- **Request**
From the records below, copy every line that contains the word "Neutrophils".

[Records excerpted from a collection]
_____
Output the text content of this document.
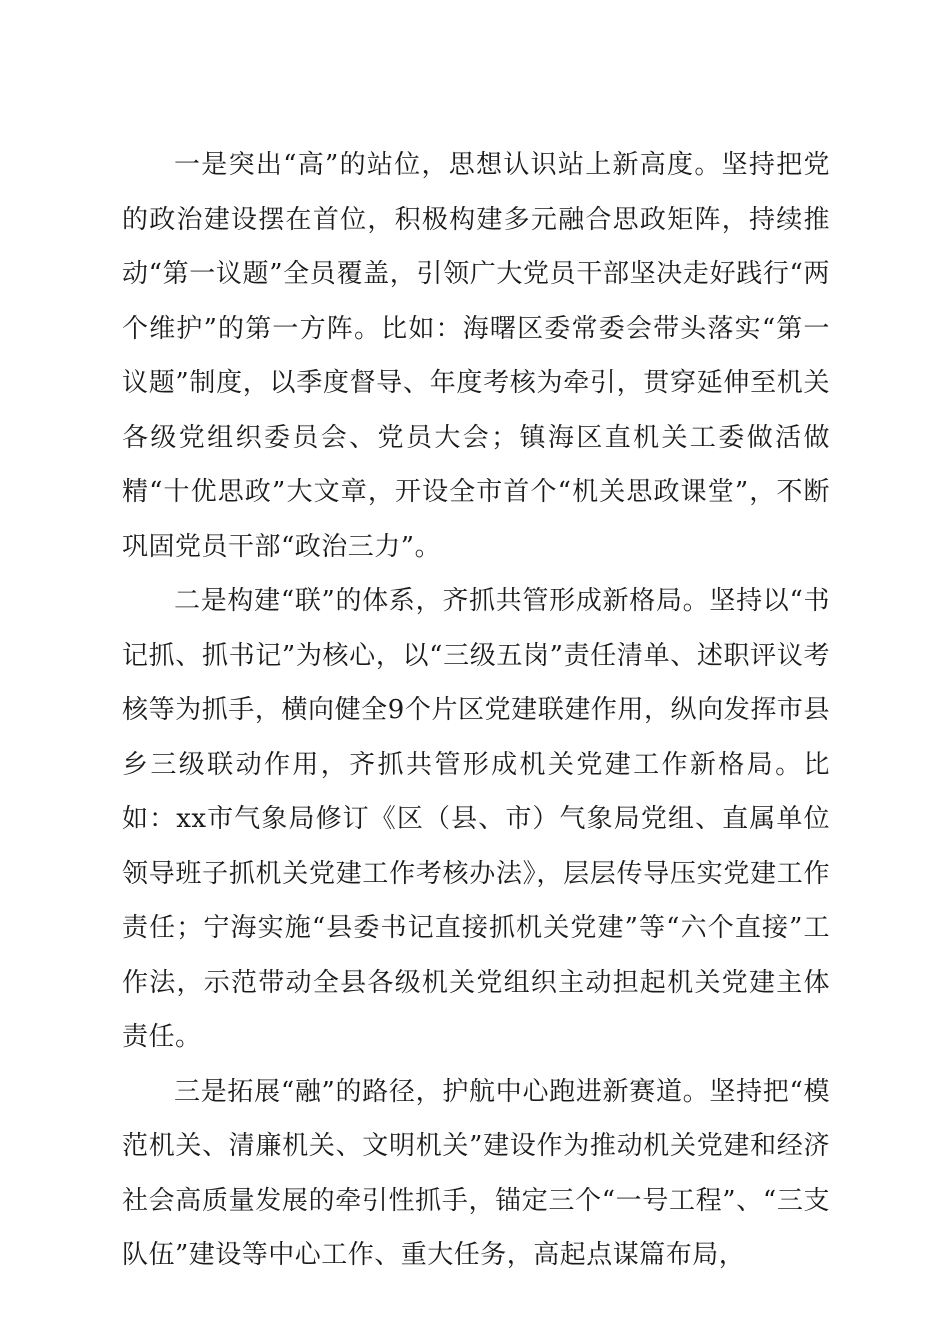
一是突出“高”的站位，思想认识站上新高度。坚持把党的政治建设摆在首位，积极构建多元融合思政矩阵，持续推动“第一议题”全员覆盖，引领广大党员干部坚决走好践行“两个维护”的第一方阵。比如：海曙区委常委会带头落实“第一议题”制度，以季度督导、年度考核为牵引，贯穿延伸至机关各级党组织委员会、党员大会；镇海区直机关工委做活做精“十优思政”大文章，开设全市首个“机关思政课堂”，不断巩固党员干部“政治三力”。

二是构建“联”的体系，齐抓共管形成新格局。坚持以“书记抓、抓书记”为核心，以“三级五岗”责任清单、述职评议考核等为抓手，横向健全9个片区党建联建作用，纵向发挥市县乡三级联动作用，齐抓共管形成机关党建工作新格局。比如：xx市气象局修订《区（县、市）气象局党组、直属单位领导班子抓机关党建工作考核办法》，层层传导压实党建工作责任；宁海实施“县委书记直接抓机关党建”等“六个直接”工作法，示范带动全县各级机关党组织主动担起机关党建主体责任。

三是拓展“融”的路径，护航中心跑进新赛道。坚持把“模范机关、清廉机关、文明机关”建设作为推动机关党建和经济社会高质量发展的牵引性抓手，锚定三个“一号工程”、“三支队伍”建设等中心工作、重大任务，高起点谋篇布局，
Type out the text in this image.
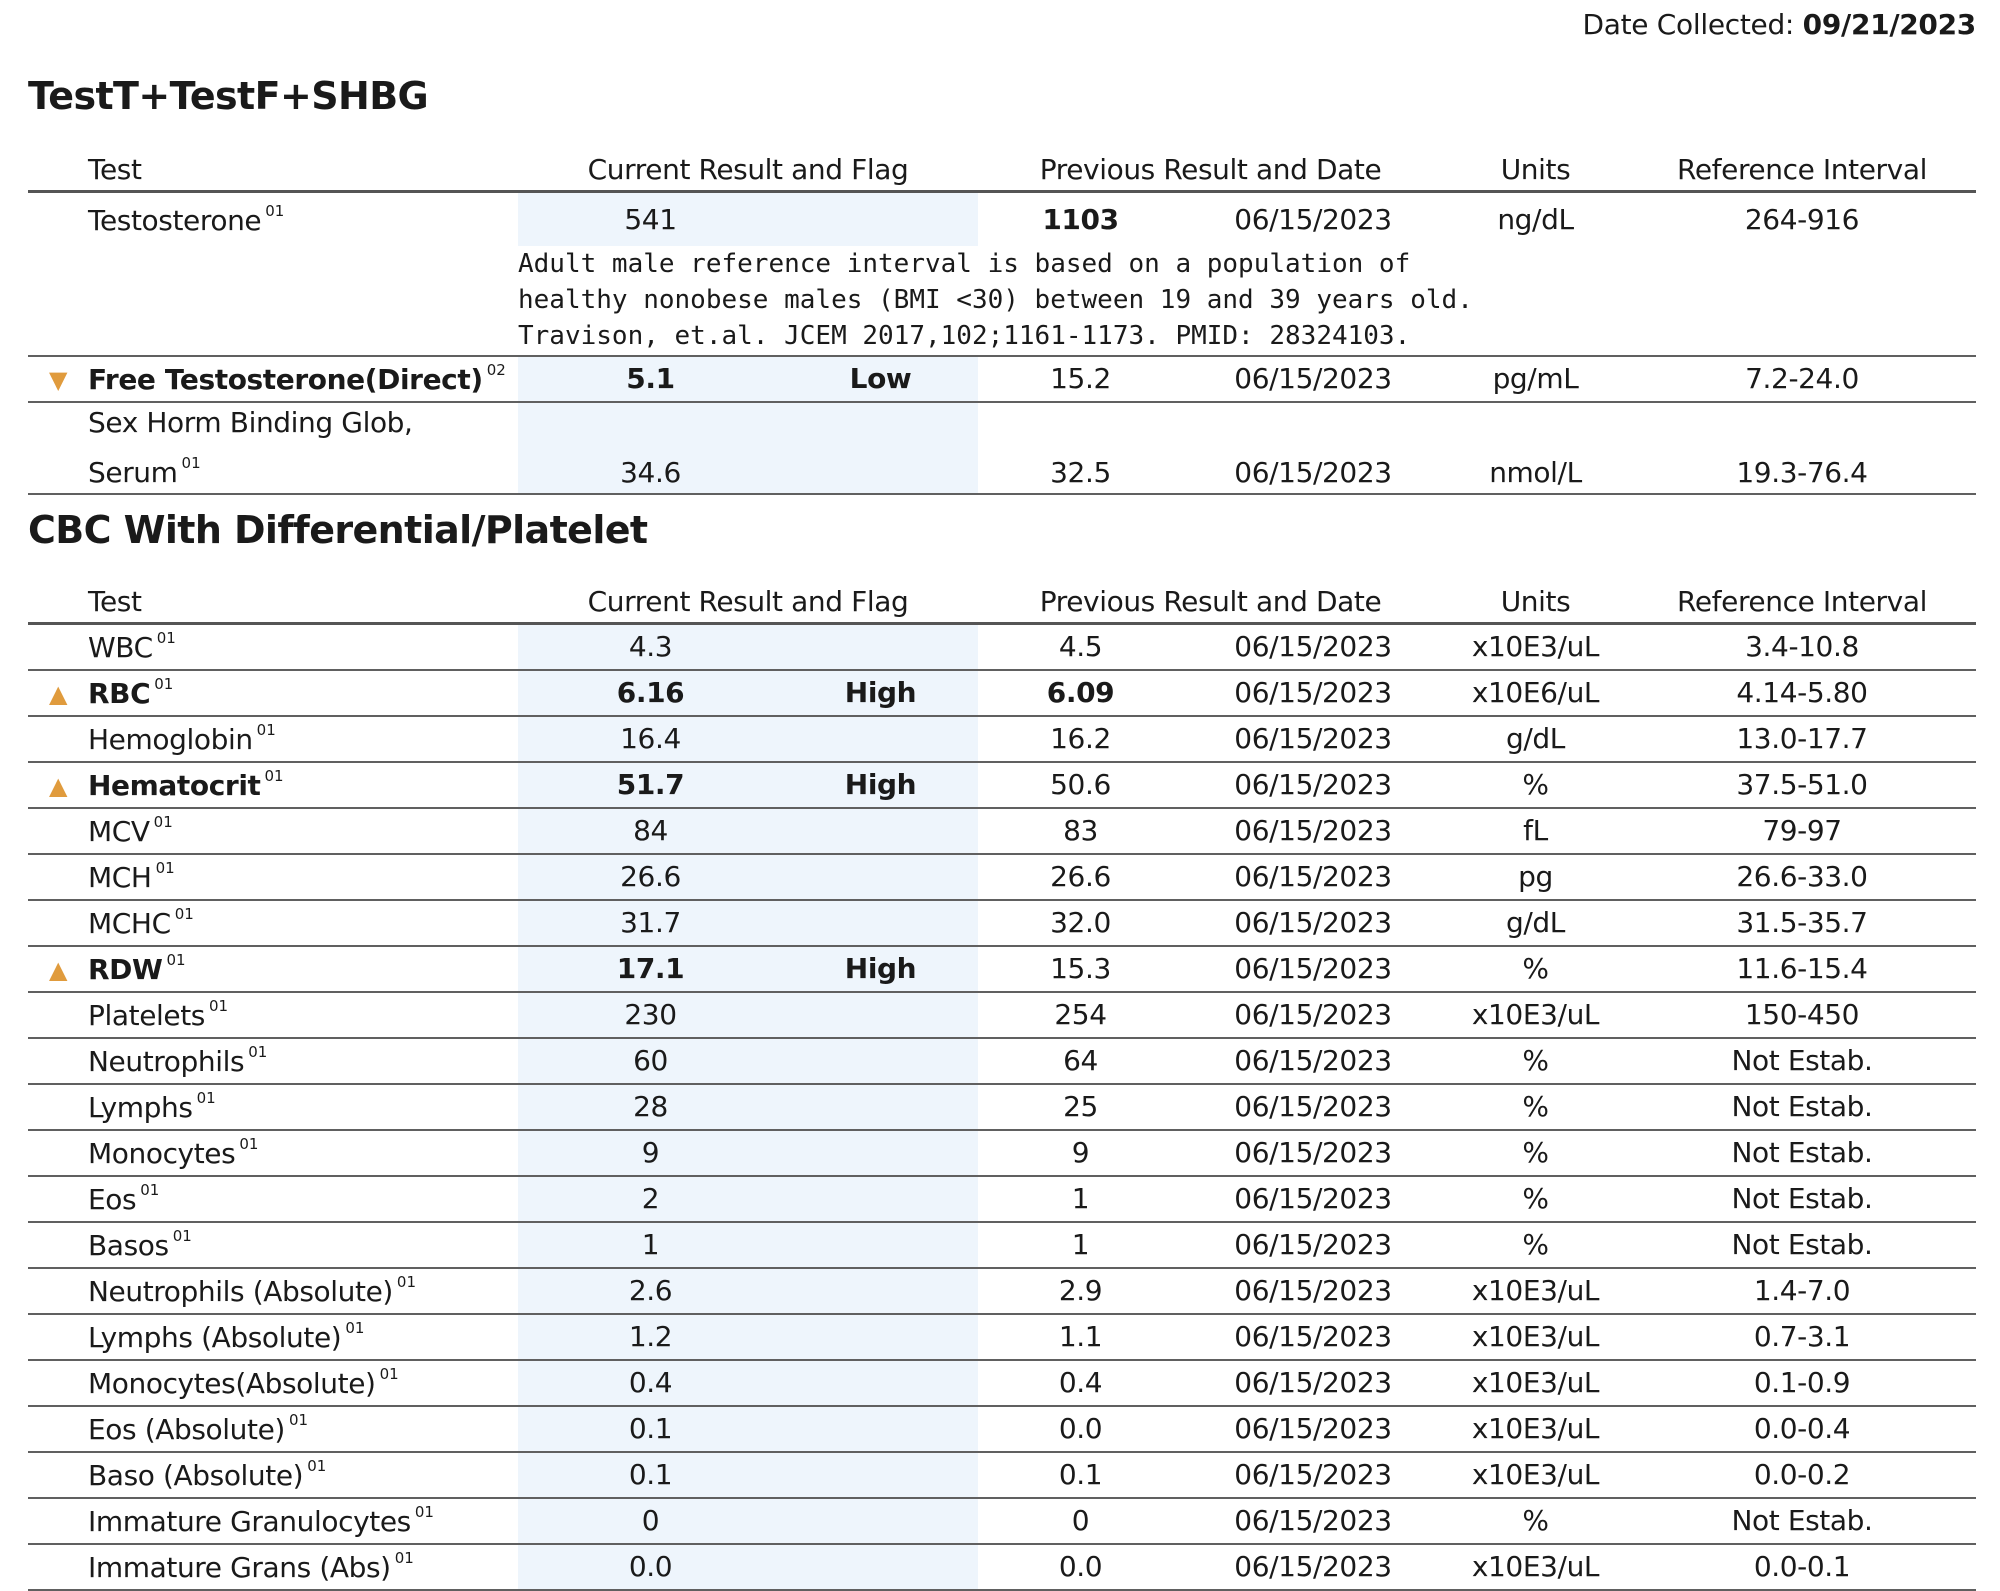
Date Collected: 09/21/2023
TestT+TestF+SHBG
	Test	Current Result and Flag		Previous Result and Date		Units	Reference Interval
	Testosterone $^{01}$	541		1103	06/15/2023	ng/dL	264-916

		Adult male reference interval is based on a population of
healthy nonobese males (BMI <30) between 19 and 39 years old.
Travison, et.al. JCEM 2017,102;1161-1173. PMID: 28324103.					

▼	Free Testosterone(Direct) $^{02}$	5.1	Low	15.2	06/15/2023	pg/mL	7.2-24.0

	Sex Horm Binding Glob,
Serum $^{01}$	34.6		32.5	06/15/2023	nmol/L	19.3-76.4
CBC With Differential/Platelet
	Test	Current Result and Flag		Previous Result and Date		Units	Reference Interval
	WBC $^{01}$	4.3		4.5	06/15/2023	x10E3/uL	3.4-10.8
▲	RBC $^{01}$	6.16	High	6.09	06/15/2023	x10E6/uL	4.14-5.80
	Hemoglobin $^{01}$	16.4		16.2	06/15/2023	g/dL	13.0-17.7
▲	Hematocrit $^{01}$	51.7	High	50.6	06/15/2023	%	37.5-51.0
	MCV $^{01}$	84		83	06/15/2023	fL	79-97
	MCH $^{01}$	26.6		26.6	06/15/2023	pg	26.6-33.0
	MCHC $^{01}$	31.7		32.0	06/15/2023	g/dL	31.5-35.7
▲	RDW $^{01}$	17.1	High	15.3	06/15/2023	%	11.6-15.4
	Platelets $^{01}$	230		254	06/15/2023	x10E3/uL	150-450
	Neutrophils $^{01}$	60		64	06/15/2023	%	Not Estab.
	Lymphs $^{01}$	28		25	06/15/2023	%	Not Estab.
	Monocytes $^{01}$	9		9	06/15/2023	%	Not Estab.
	Eos $^{01}$	2		1	06/15/2023	%	Not Estab.
	Basos $^{01}$	1		1	06/15/2023	%	Not Estab.
	Neutrophils (Absolute) $^{01}$	2.6		2.9	06/15/2023	x10E3/uL	1.4-7.0
	Lymphs (Absolute) $^{01}$	1.2		1.1	06/15/2023	x10E3/uL	0.7-3.1
	Monocytes(Absolute) $^{01}$	0.4		0.4	06/15/2023	x10E3/uL	0.1-0.9
	Eos (Absolute) $^{01}$	0.1		0.0	06/15/2023	x10E3/uL	0.0-0.4
	Baso (Absolute) $^{01}$	0.1		0.1	06/15/2023	x10E3/uL	0.0-0.2
	Immature Granulocytes $^{01}$	0		0	06/15/2023	%	Not Estab.
	Immature Grans (Abs) $^{01}$	0.0		0.0	06/15/2023	x10E3/uL	0.0-0.1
_____
- **The reply**
	Neutrophils $^{01}$	60		64	06/15/2023	%	Not Estab.
	Neutrophils (Absolute) $^{01}$	2.6		2.9	06/15/2023	x10E3/uL	1.4-7.0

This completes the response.